• _GOAL OF THE EXERCISE_: Omit the images, then output each of the records below exactly.

• _DATA FOR PROCESSING_:
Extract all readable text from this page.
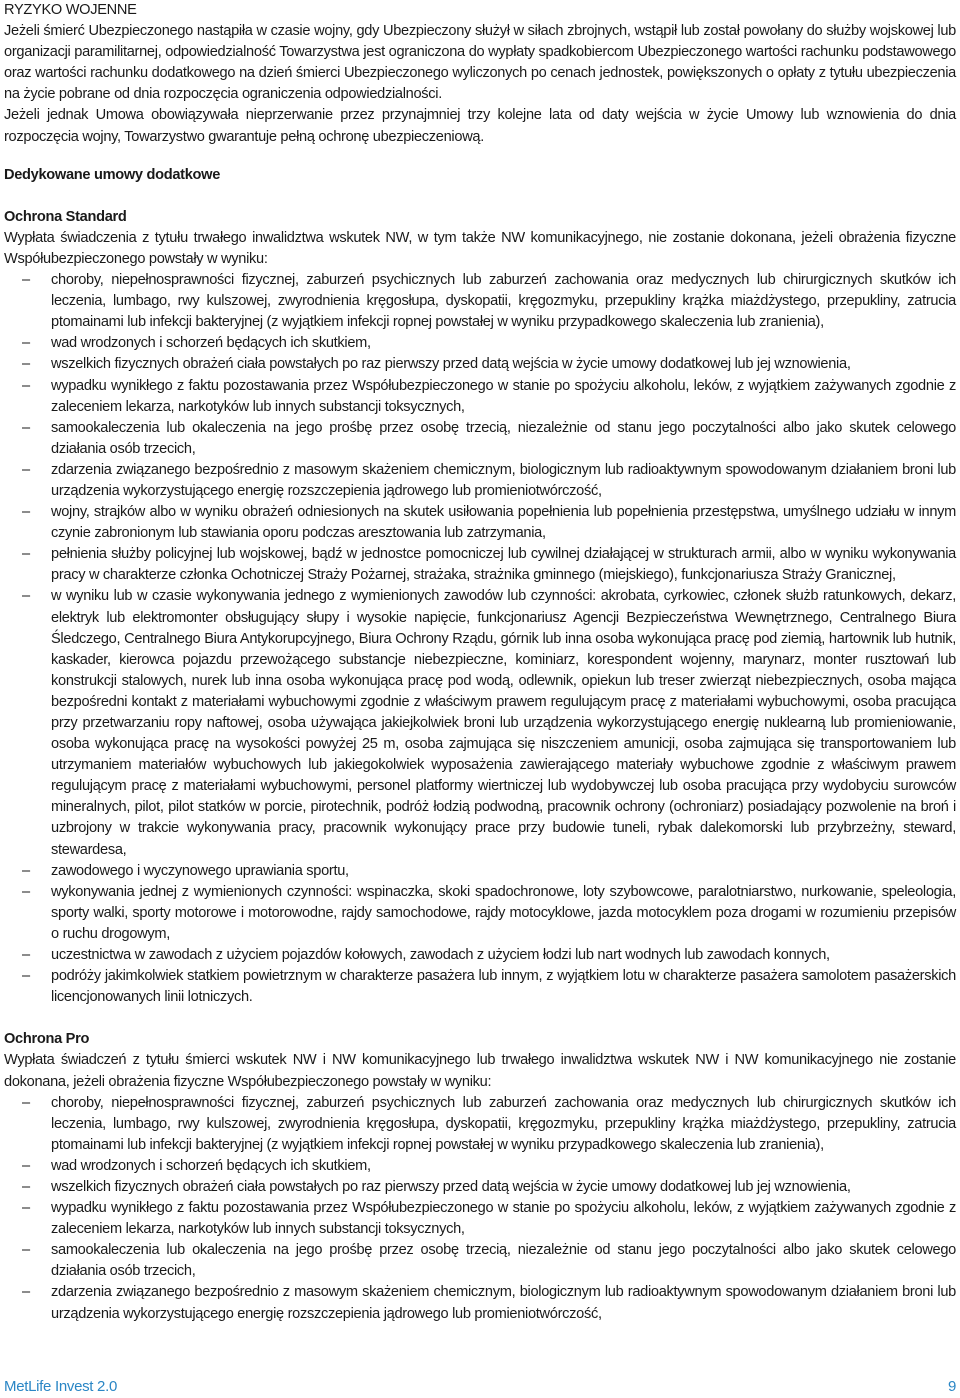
RYZYKO WOJENNE

Jeżeli śmierć Ubezpieczonego nastąpiła w czasie wojny, gdy Ubezpieczony służył w siłach zbrojnych, wstąpił lub został powołany do służby wojskowej lub organizacji paramilitarnej, odpowiedzialność Towarzystwa jest ograniczona do wypłaty spadkobiercom Ubezpieczonego wartości rachunku podstawowego oraz wartości rachunku dodatkowego na dzień śmierci Ubezpieczonego wyliczonych po cenach jednostek, powiększonych o opłaty z tytułu ubezpieczenia na życie pobrane od dnia rozpoczęcia ograniczenia odpowiedzialności.

Jeżeli jednak Umowa obowiązywała nieprzerwanie przez przynajmniej trzy kolejne lata od daty wejścia w życie Umowy lub wznowienia do dnia rozpoczęcia wojny, Towarzystwo gwarantuje pełną ochronę ubezpieczeniową.

Dedykowane umowy dodatkowe
Ochrona Standard

Wypłata świadczenia z tytułu trwałego inwalidztwa wskutek NW, w tym także NW komunikacyjnego, nie zostanie dokonana, jeżeli obrażenia fizyczne Współubezpieczonego powstały w wyniku:

– choroby, niepełnosprawności fizycznej, zaburzeń psychicznych lub zaburzeń zachowania oraz medycznych lub chirurgicznych skutków ich leczenia, lumbago, rwy kulszowej, zwyrodnienia kręgosłupa, dyskopatii, kręgozmyku, przepukliny krążka miażdżystego, przepukliny, zatrucia ptomainami lub infekcji bakteryjnej (z wyjątkiem infekcji ropnej powstałej w wyniku przypadkowego skaleczenia lub zranienia),
– wad wrodzonych i schorzeń będących ich skutkiem,
– wszelkich fizycznych obrażeń ciała powstałych po raz pierwszy przed datą wejścia w życie umowy dodatkowej lub jej wznowienia,
– wypadku wynikłego z faktu pozostawania przez Współubezpieczonego w stanie po spożyciu alkoholu, leków, z wyjątkiem zażywanych zgodnie z zaleceniem lekarza, narkotyków lub innych substancji toksycznych,
– samookaleczenia lub okaleczenia na jego prośbę przez osobę trzecią, niezależnie od stanu jego poczytalności albo jako skutek celowego działania osób trzecich,
– zdarzenia związanego bezpośrednio z masowym skażeniem chemicznym, biologicznym lub radioaktywnym spowodowanym działaniem broni lub urządzenia wykorzystującego energię rozszczepienia jądrowego lub promieniotwórczość,
– wojny, strajków albo w wyniku obrażeń odniesionych na skutek usiłowania popełnienia lub popełnienia przestępstwa, umyślnego udziału w innym czynie zabronionym lub stawiania oporu podczas aresztowania lub zatrzymania,
– pełnienia służby policyjnej lub wojskowej, bądź w jednostce pomocniczej lub cywilnej działającej w strukturach armii, albo w wyniku wykonywania pracy w charakterze członka Ochotniczej Straży Pożarnej, strażaka, strażnika gminnego (miejskiego), funkcjonariusza Straży Granicznej,
– w wyniku lub w czasie wykonywania jednego z wymienionych zawodów lub czynności: akrobata, cyrkowiec, członek służb ratunkowych, dekarz, elektryk lub elektromonter obsługujący słupy i wysokie napięcie, funkcjonariusz Agencji Bezpieczeństwa Wewnętrznego, Centralnego Biura Śledczego, Centralnego Biura Antykorupcyjnego, Biura Ochrony Rządu, górnik lub inna osoba wykonująca pracę pod ziemią, hartownik lub hutnik, kaskader, kierowca pojazdu przewożącego substancje niebezpieczne, kominiarz, korespondent wojenny, marynarz, monter rusztowań lub konstrukcji stalowych, nurek lub inna osoba wykonująca pracę pod wodą, odlewnik, opiekun lub treser zwierząt niebezpiecznych, osoba mająca bezpośredni kontakt z materiałami wybuchowymi zgodnie z właściwym prawem regulującym pracę z materiałami wybuchowymi, osoba pracująca przy przetwarzaniu ropy naftowej, osoba używająca jakiejkolwiek broni lub urządzenia wykorzystującego energię nuklearną lub promieniowanie, osoba wykonująca pracę na wysokości powyżej 25 m, osoba zajmująca się niszczeniem amunicji, osoba zajmująca się transportowaniem lub utrzymaniem materiałów wybuchowych lub jakiegokolwiek wyposażenia zawierającego materiały wybuchowe zgodnie z właściwym prawem regulującym pracę z materiałami wybuchowymi, personel platformy wiertniczej lub wydobywczej lub osoba pracująca przy wydobyciu surowców mineralnych, pilot, pilot statków w porcie, pirotechnik, podróż łodzią podwodną, pracownik ochrony (ochroniarz) posiadający pozwolenie na broń i uzbrojony w trakcie wykonywania pracy, pracownik wykonujący prace przy budowie tuneli, rybak dalekomorski lub przybrzeżny, steward, stewardesa,
– zawodowego i wyczynowego uprawiania sportu,
– wykonywania jednej z wymienionych czynności: wspinaczka, skoki spadochronowe, loty szybowcowe, paralotniarstwo, nurkowanie, speleologia, sporty walki, sporty motorowe i motorowodne, rajdy samochodowe, rajdy motocyklowe, jazda motocyklem poza drogami w rozumieniu przepisów o ruchu drogowym,
– uczestnictwa w zawodach z użyciem pojazdów kołowych, zawodach z użyciem łodzi lub nart wodnych lub zawodach konnych,
– podróży jakimkolwiek statkiem powietrznym w charakterze pasażera lub innym, z wyjątkiem lotu w charakterze pasażera samolotem pasażerskich licencjonowanych linii lotniczych.
Ochrona Pro

Wypłata świadczeń z tytułu śmierci wskutek NW i NW komunikacyjnego lub trwałego inwalidztwa wskutek NW i NW komunikacyjnego nie zostanie dokonana, jeżeli obrażenia fizyczne Współubezpieczonego powstały w wyniku:

– choroby, niepełnosprawności fizycznej, zaburzeń psychicznych lub zaburzeń zachowania oraz medycznych lub chirurgicznych skutków ich leczenia, lumbago, rwy kulszowej, zwyrodnienia kręgosłupa, dyskopatii, kręgozmyku, przepukliny krążka miażdżystego, przepukliny, zatrucia ptomainami lub infekcji bakteryjnej (z wyjątkiem infekcji ropnej powstałej w wyniku przypadkowego skaleczenia lub zranienia),
– wad wrodzonych i schorzeń będących ich skutkiem,
– wszelkich fizycznych obrażeń ciała powstałych po raz pierwszy przed datą wejścia w życie umowy dodatkowej lub jej wznowienia,
– wypadku wynikłego z faktu pozostawania przez Współubezpieczonego w stanie po spożyciu alkoholu, leków, z wyjątkiem zażywanych zgodnie z zaleceniem lekarza, narkotyków lub innych substancji toksycznych,
– samookaleczenia lub okaleczenia na jego prośbę przez osobę trzecią, niezależnie od stanu jego poczytalności albo jako skutek celowego działania osób trzecich,
– zdarzenia związanego bezpośrednio z masowym skażeniem chemicznym, biologicznym lub radioaktywnym spowodowanym działaniem broni lub urządzenia wykorzystującego energię rozszczepienia jądrowego lub promieniotwórczość,
MetLife Invest 2.0	9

• _ANSWER TO THE TASK_:
Extract all readable text from this page.
RYZYKO WOJENNE

Jeżeli śmierć Ubezpieczonego nastąpiła w czasie wojny, gdy Ubezpieczony służył w siłach zbrojnych, wstąpił lub został powołany do służby wojskowej lub organizacji paramilitarnej, odpowiedzialność Towarzystwa jest ograniczona do wypłaty spadkobiercom Ubezpieczonego wartości rachunku podstawowego oraz wartości rachunku dodatkowego na dzień śmierci Ubezpieczonego wyliczonych po cenach jednostek, powiększonych o opłaty z tytułu ubezpieczenia na życie pobrane od dnia rozpoczęcia ograniczenia odpowiedzialności.

Jeżeli jednak Umowa obowiązywała nieprzerwanie przez przynajmniej trzy kolejne lata od daty wejścia w życie Umowy lub wznowienia do dnia rozpoczęcia wojny, Towarzystwo gwarantuje pełną ochronę ubezpieczeniową.

Dedykowane umowy dodatkowe
Ochrona Standard

Wypłata świadczenia z tytułu trwałego inwalidztwa wskutek NW, w tym także NW komunikacyjnego, nie zostanie dokonana, jeżeli obrażenia fizyczne Współubezpieczonego powstały w wyniku:

– choroby, niepełnosprawności fizycznej, zaburzeń psychicznych lub zaburzeń zachowania oraz medycznych lub chirurgicznych skutków ich leczenia, lumbago, rwy kulszowej, zwyrodnienia kręgosłupa, dyskopatii, kręgozmyku, przepukliny krążka miażdżystego, przepukliny, zatrucia ptomainami lub infekcji bakteryjnej (z wyjątkiem infekcji ropnej powstałej w wyniku przypadkowego skaleczenia lub zranienia),
– wad wrodzonych i schorzeń będących ich skutkiem,
– wszelkich fizycznych obrażeń ciała powstałych po raz pierwszy przed datą wejścia w życie umowy dodatkowej lub jej wznowienia,
– wypadku wynikłego z faktu pozostawania przez Współubezpieczonego w stanie po spożyciu alkoholu, leków, z wyjątkiem zażywanych zgodnie z zaleceniem lekarza, narkotyków lub innych substancji toksycznych,
– samookaleczenia lub okaleczenia na jego prośbę przez osobę trzecią, niezależnie od stanu jego poczytalności albo jako skutek celowego działania osób trzecich,
– zdarzenia związanego bezpośrednio z masowym skażeniem chemicznym, biologicznym lub radioaktywnym spowodowanym działaniem broni lub urządzenia wykorzystującego energię rozszczepienia jądrowego lub promieniotwórczość,
– wojny, strajków albo w wyniku obrażeń odniesionych na skutek usiłowania popełnienia lub popełnienia przestępstwa, umyślnego udziału w innym czynie zabronionym lub stawiania oporu podczas aresztowania lub zatrzymania,
– pełnienia służby policyjnej lub wojskowej, bądź w jednostce pomocniczej lub cywilnej działającej w strukturach armii, albo w wyniku wykonywania pracy w charakterze członka Ochotniczej Straży Pożarnej, strażaka, strażnika gminnego (miejskiego), funkcjonariusza Straży Granicznej,
– w wyniku lub w czasie wykonywania jednego z wymienionych zawodów lub czynności: akrobata, cyrkowiec, członek służb ratunkowych, dekarz, elektryk lub elektromonter obsługujący słupy i wysokie napięcie, funkcjonariusz Agencji Bezpieczeństwa Wewnętrznego, Centralnego Biura Śledczego, Centralnego Biura Antykorupcyjnego, Biura Ochrony Rządu, górnik lub inna osoba wykonująca pracę pod ziemią, hartownik lub hutnik, kaskader, kierowca pojazdu przewożącego substancje niebezpieczne, kominiarz, korespondent wojenny, marynarz, monter rusztowań lub konstrukcji stalowych, nurek lub inna osoba wykonująca pracę pod wodą, odlewnik, opiekun lub treser zwierząt niebezpiecznych, osoba mająca bezpośredni kontakt z materiałami wybuchowymi zgodnie z właściwym prawem regulującym pracę z materiałami wybuchowymi, osoba pracująca przy przetwarzaniu ropy naftowej, osoba używająca jakiejkolwiek broni lub urządzenia wykorzystującego energię nuklearną lub promieniowanie, osoba wykonująca pracę na wysokości powyżej 25 m, osoba zajmująca się niszczeniem amunicji, osoba zajmująca się transportowaniem lub utrzymaniem materiałów wybuchowych lub jakiegokolwiek wyposażenia zawierającego materiały wybuchowe zgodnie z właściwym prawem regulującym pracę z materiałami wybuchowymi, personel platformy wiertniczej lub wydobywczej lub osoba pracująca przy wydobyciu surowców mineralnych, pilot, pilot statków w porcie, pirotechnik, podróż łodzią podwodną, pracownik ochrony (ochroniarz) posiadający pozwolenie na broń i uzbrojony w trakcie wykonywania pracy, pracownik wykonujący prace przy budowie tuneli, rybak dalekomorski lub przybrzeżny, steward, stewardesa,
– zawodowego i wyczynowego uprawiania sportu,
– wykonywania jednej z wymienionych czynności: wspinaczka, skoki spadochronowe, loty szybowcowe, paralotniarstwo, nurkowanie, speleologia, sporty walki, sporty motorowe i motorowodne, rajdy samochodowe, rajdy motocyklowe, jazda motocyklem poza drogami w rozumieniu przepisów o ruchu drogowym,
– uczestnictwa w zawodach z użyciem pojazdów kołowych, zawodach z użyciem łodzi lub nart wodnych lub zawodach konnych,
– podróży jakimkolwiek statkiem powietrznym w charakterze pasażera lub innym, z wyjątkiem lotu w charakterze pasażera samolotem pasażerskich licencjonowanych linii lotniczych.
Ochrona Pro

Wypłata świadczeń z tytułu śmierci wskutek NW i NW komunikacyjnego lub trwałego inwalidztwa wskutek NW i NW komunikacyjnego nie zostanie dokonana, jeżeli obrażenia fizyczne Współubezpieczonego powstały w wyniku:

– choroby, niepełnosprawności fizycznej, zaburzeń psychicznych lub zaburzeń zachowania oraz medycznych lub chirurgicznych skutków ich leczenia, lumbago, rwy kulszowej, zwyrodnienia kręgosłupa, dyskopatii, kręgozmyku, przepukliny krążka miażdżystego, przepukliny, zatrucia ptomainami lub infekcji bakteryjnej (z wyjątkiem infekcji ropnej powstałej w wyniku przypadkowego skaleczenia lub zranienia),
– wad wrodzonych i schorzeń będących ich skutkiem,
– wszelkich fizycznych obrażeń ciała powstałych po raz pierwszy przed datą wejścia w życie umowy dodatkowej lub jej wznowienia,
– wypadku wynikłego z faktu pozostawania przez Współubezpieczonego w stanie po spożyciu alkoholu, leków, z wyjątkiem zażywanych zgodnie z zaleceniem lekarza, narkotyków lub innych substancji toksycznych,
– samookaleczenia lub okaleczenia na jego prośbę przez osobę trzecią, niezależnie od stanu jego poczytalności albo jako skutek celowego działania osób trzecich,
– zdarzenia związanego bezpośrednio z masowym skażeniem chemicznym, biologicznym lub radioaktywnym spowodowanym działaniem broni lub urządzenia wykorzystującego energię rozszczepienia jądrowego lub promieniotwórczość,
MetLife Invest 2.0	9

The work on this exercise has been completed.